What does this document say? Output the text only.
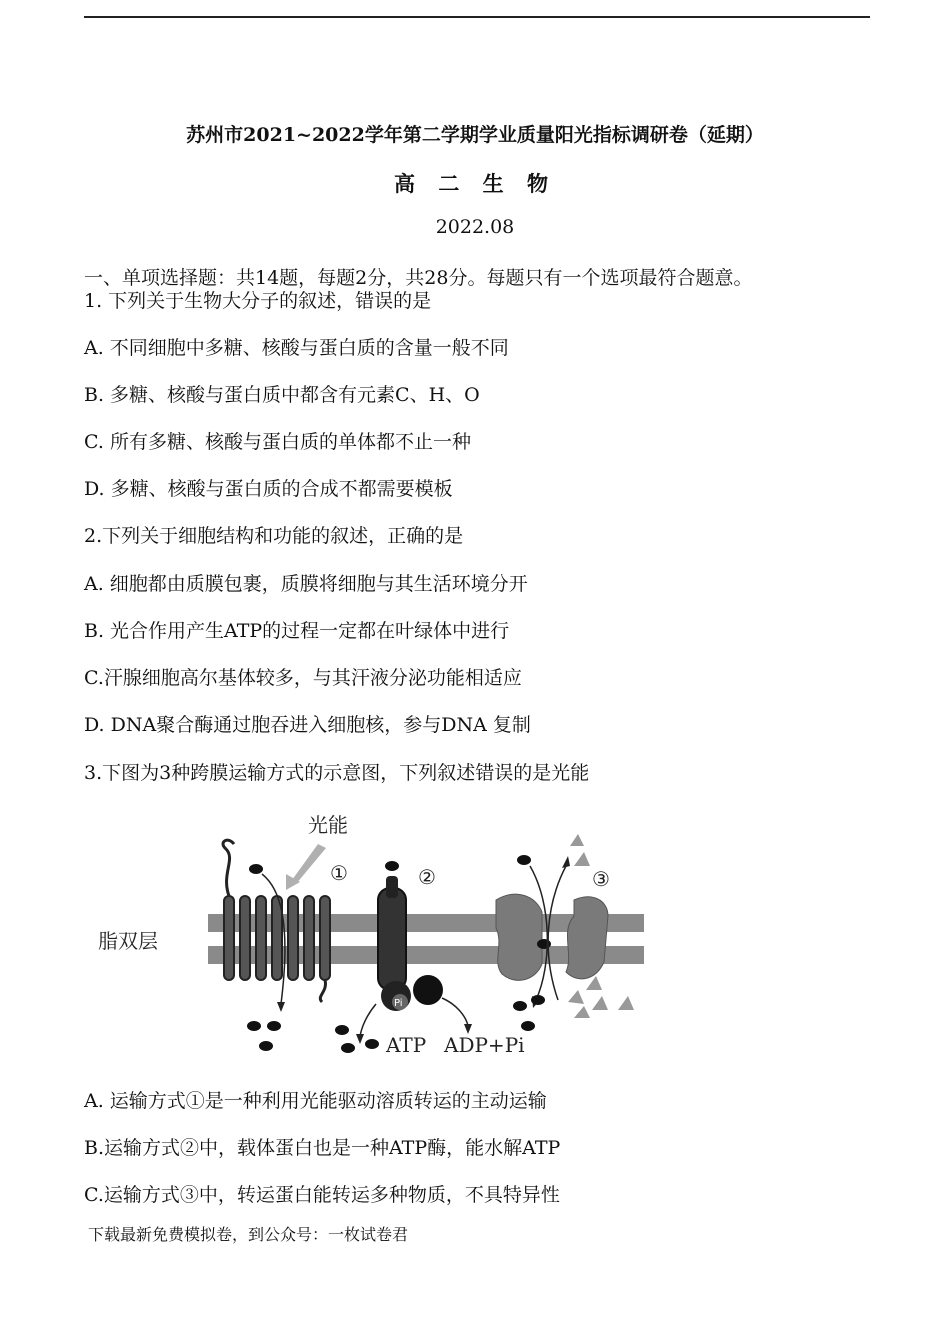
苏州市2021~2022学年第二学期学业质量阳光指标调研卷（延期）
高 二 生 物
2022.08
一、单项选择题：共14题，每题2分，共28分。每题只有一个选项最符合题意。
1. 下列关于生物大分子的叙述，错误的是
A. 不同细胞中多糖、核酸与蛋白质的含量一般不同
B. 多糖、核酸与蛋白质中都含有元素C、H、O
C. 所有多糖、核酸与蛋白质的单体都不止一种
D. 多糖、核酸与蛋白质的合成不都需要模板
2.下列关于细胞结构和功能的叙述，正确的是
A. 细胞都由质膜包裹，质膜将细胞与其生活环境分开
B. 光合作用产生ATP的过程一定都在叶绿体中进行
C.汗腺细胞高尔基体较多，与其汗液分泌功能相适应
D. DNA聚合酶通过胞吞进入细胞核，参与DNA 复制
3.下图为3种跨膜运输方式的示意图，下列叙述错误的是光能
脂双层
光能
①
Pi
ATP ADP+Pi
②	③
A. 运输方式①是一种利用光能驱动溶质转运的主动运输
B.运输方式②中，载体蛋白也是一种ATP酶，能水解ATP
C.运输方式③中，转运蛋白能转运多种物质，不具特异性
下载最新免费模拟卷，到公众号：一枚试卷君
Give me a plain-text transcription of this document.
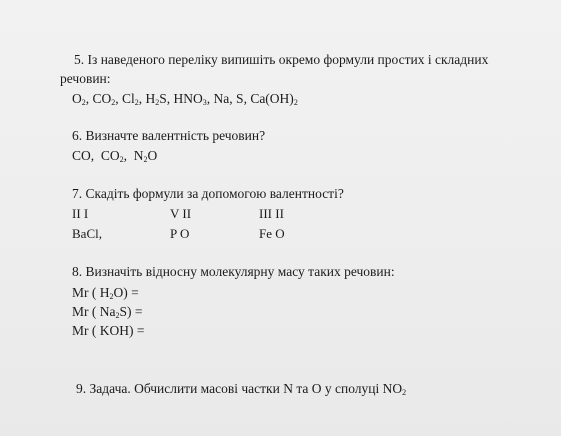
5. Із наведеного переліку випишіть окремо формули простих і складних
речовин:
$O_2$, $CO_2$, $Cl_2$, $H_2S$, $HNO_3$, Na, S, $Ca(OH)_2$
6. Визначте валентність речовин?
CO,  $CO_2$,  $N_2O$
7. Скадіть формули за допомогою валентності?
II I	V II	III II
BaCl,	P O	Fe O
8. Визначіть відносну молекулярну масу таких речовин:
Mr ( $H_2O$) =
Mr ( $Na_2S$) =
Mr ( KOH) =
9. Задача. Обчислити масові частки N та O у сполуці $NO_2$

========================================================================

- Task to carry out -
Verbatim reproduction of every record is required; images are left out.

- Correct answer -
What does this document say? Output the text only.
苏州市2021~2022学年第二学期学业质量阳光指标调研卷（延期）
高 二 生 物
2022.08
一、单项选择题：共14题，每题2分，共28分。每题只有一个选项最符合题意。
1. 下列关于生物大分子的叙述，错误的是
A. 不同细胞中多糖、核酸与蛋白质的含量一般不同
B. 多糖、核酸与蛋白质中都含有元素C、H、O
C. 所有多糖、核酸与蛋白质的单体都不止一种
D. 多糖、核酸与蛋白质的合成不都需要模板
2.下列关于细胞结构和功能的叙述，正确的是
A. 细胞都由质膜包裹，质膜将细胞与其生活环境分开
B. 光合作用产生ATP的过程一定都在叶绿体中进行
C.汗腺细胞高尔基体较多，与其汗液分泌功能相适应
D. DNA聚合酶通过胞吞进入细胞核，参与DNA 复制
3.下图为3种跨膜运输方式的示意图，下列叙述错误的是光能
脂双层
光能
①
Pi
ATP ADP+Pi
②	③
A. 运输方式①是一种利用光能驱动溶质转运的主动运输
B.运输方式②中，载体蛋白也是一种ATP酶，能水解ATP
C.运输方式③中，转运蛋白能转运多种物质，不具特异性
下载最新免费模拟卷，到公众号：一枚试卷君
Give me a plain-text transcription of this document.
5. Із наведеного переліку випишіть окремо формули простих і складних
речовин:
$O_2$, $CO_2$, $Cl_2$, $H_2S$, $HNO_3$, Na, S, $Ca(OH)_2$
6. Визначте валентність речовин?
CO,  $CO_2$,  $N_2O$
7. Скадіть формули за допомогою валентності?
II I	V II	III II
BaCl,	P O	Fe O
8. Визначіть відносну молекулярну масу таких речовин:
Mr ( $H_2O$) =
Mr ( $Na_2S$) =
Mr ( KOH) =
9. Задача. Обчислити масові частки N та O у сполуці $NO_2$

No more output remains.